WHAT IS NEEDED:
Continue the article below about the town of Kamalganj, picking up after its last sentence.

PAGE EXTRACT:
========================

Kamalganj is a town and a nagar panchayat in Farrukhabad district in the Indian state of Uttar Pradesh. The town is one of the key contributors to Potato production in the district. Kamalganj was named after Muslim religion promoter and social worker 'Kamal Baba'.

Geography
Kamalganj is located at . It has an average elevation of 135 metres (442 feet).

Demographics
 India census, Kamalganj had a population of 14,659. Males constitute 54% of the population and females 46%. Kamalganj has an average literacy rate of 56%, lower than the national average of 59.5%: male literacy is 62%, and female literacy is 50%. In Kamalganj, 17% of the population is under 6 years of age.

Culture
Being one of the major towns of Farrukhabad, Kamalganj remains to be influenced by district culture. So called 'Farrukhabadi' dialect of Hindi is observable among local people along with Muslim majority speaking Urdu. Festival of colours, Holi is celebrated for eight days in the town, unlike almost all places in India. This whole eight-day celebration is known as 'Holi Milan', locally. Other prominently observed festivals in the town are Diwali and Eid. In last few years, public celebration of Ganesh Chaturthi has also came in light.

========================

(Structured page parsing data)
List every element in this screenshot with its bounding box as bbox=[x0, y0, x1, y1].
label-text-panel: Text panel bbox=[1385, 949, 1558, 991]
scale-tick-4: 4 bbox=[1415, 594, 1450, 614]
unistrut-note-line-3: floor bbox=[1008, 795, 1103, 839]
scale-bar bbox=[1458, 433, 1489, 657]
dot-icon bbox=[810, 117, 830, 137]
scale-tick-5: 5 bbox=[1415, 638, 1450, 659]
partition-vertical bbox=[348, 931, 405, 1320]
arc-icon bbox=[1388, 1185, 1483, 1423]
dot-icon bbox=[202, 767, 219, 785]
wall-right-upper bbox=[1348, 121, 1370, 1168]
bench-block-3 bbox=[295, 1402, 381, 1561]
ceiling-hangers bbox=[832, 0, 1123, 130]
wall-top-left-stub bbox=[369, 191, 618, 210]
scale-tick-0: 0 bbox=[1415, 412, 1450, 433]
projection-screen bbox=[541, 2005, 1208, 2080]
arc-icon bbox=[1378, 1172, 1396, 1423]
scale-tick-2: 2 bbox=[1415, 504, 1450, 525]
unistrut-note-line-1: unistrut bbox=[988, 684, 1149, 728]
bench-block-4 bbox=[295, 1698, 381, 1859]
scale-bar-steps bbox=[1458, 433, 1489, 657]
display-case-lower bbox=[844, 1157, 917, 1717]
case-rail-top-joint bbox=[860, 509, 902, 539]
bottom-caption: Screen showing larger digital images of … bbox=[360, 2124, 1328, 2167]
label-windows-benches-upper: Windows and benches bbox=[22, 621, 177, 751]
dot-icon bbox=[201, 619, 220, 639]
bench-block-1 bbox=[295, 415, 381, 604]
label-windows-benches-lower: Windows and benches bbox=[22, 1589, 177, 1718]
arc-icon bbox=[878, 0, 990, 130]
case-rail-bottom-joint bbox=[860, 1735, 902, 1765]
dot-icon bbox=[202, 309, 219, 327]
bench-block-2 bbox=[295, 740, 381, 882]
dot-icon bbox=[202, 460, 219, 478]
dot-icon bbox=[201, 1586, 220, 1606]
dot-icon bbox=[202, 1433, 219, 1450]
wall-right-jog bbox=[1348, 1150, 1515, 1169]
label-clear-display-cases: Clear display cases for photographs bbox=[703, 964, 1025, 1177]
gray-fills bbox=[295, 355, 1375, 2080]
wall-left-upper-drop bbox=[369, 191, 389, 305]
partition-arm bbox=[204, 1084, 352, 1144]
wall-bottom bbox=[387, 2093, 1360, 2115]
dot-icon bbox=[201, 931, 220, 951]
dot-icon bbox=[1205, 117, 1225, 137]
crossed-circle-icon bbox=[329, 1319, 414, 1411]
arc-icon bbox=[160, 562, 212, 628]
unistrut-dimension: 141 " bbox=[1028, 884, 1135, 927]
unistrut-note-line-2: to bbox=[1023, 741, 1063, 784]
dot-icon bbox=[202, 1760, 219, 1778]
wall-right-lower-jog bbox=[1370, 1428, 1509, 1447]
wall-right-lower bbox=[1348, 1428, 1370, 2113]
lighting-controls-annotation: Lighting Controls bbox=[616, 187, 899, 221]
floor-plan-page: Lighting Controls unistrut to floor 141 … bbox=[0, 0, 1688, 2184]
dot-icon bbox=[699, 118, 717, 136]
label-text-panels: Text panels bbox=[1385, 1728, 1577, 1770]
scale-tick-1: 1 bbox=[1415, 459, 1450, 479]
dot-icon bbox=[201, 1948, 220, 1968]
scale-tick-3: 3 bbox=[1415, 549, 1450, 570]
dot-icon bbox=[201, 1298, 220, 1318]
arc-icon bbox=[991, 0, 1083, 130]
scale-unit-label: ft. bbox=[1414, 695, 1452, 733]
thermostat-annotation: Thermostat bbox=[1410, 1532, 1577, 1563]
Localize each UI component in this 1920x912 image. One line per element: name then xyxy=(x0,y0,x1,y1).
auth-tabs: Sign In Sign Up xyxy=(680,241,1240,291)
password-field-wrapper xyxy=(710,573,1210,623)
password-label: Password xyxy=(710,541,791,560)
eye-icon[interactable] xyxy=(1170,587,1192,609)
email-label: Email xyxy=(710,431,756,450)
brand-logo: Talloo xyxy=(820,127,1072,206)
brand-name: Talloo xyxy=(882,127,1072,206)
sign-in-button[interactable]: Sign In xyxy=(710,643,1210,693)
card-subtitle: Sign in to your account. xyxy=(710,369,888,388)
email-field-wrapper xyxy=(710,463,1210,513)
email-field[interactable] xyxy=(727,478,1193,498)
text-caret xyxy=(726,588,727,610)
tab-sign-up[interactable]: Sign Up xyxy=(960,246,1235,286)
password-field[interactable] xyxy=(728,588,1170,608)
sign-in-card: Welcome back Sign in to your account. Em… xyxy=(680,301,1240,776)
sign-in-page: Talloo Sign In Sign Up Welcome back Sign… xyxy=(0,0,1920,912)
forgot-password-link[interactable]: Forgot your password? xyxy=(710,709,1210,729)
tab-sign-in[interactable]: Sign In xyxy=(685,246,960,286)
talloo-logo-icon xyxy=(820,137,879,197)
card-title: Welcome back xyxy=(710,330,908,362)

========================

EXPECTED ANSWER:
Education
Despite being a small town, Kamalganj has few Intermediate and one degree college within town boundaries, helping neighboring rural areas. All intermediate colleges are affiliated by Uttar Pradesh Madhyamik Shiksha Parishad, Allahabad. One degree college, which recently started with post graduate courses in Arts has affiliation with Chhatrapati Shahu Ji Maharaj University, Kanpur, also known as Kanpur University. For post graduation courses in Science and Technology, inhabitants are dependent to major cities nearby, such as Kanpur. Some CBSE affiliated school are also opened.

Transport

Kamalganj has a railway station, situated in the center of town. The station is coded as KLJ under Indian Railway Stations Code dictionary. 4 km away from both sides, its neighboring stations are Yaqutganj and Singhirampur. A broad gauge line connects Kamalganj railway station to Kanpur via Kannauj and to Kasganj via Farrukhabad. One important train that stops over Kamalganj is Kalindi Express. This train establishes a transport link between Kamalganj and capital of India, Delhi.

Kamalganj lies 11 km south of Fatehgarh (a cantonment town in Farrukhabad district) along the road, which connects it to Etah and Kannauj. Inhibited on the banks of River Ganges, important Pilgrimage centers around Kamalganj are Singhirampur and Bhojpur.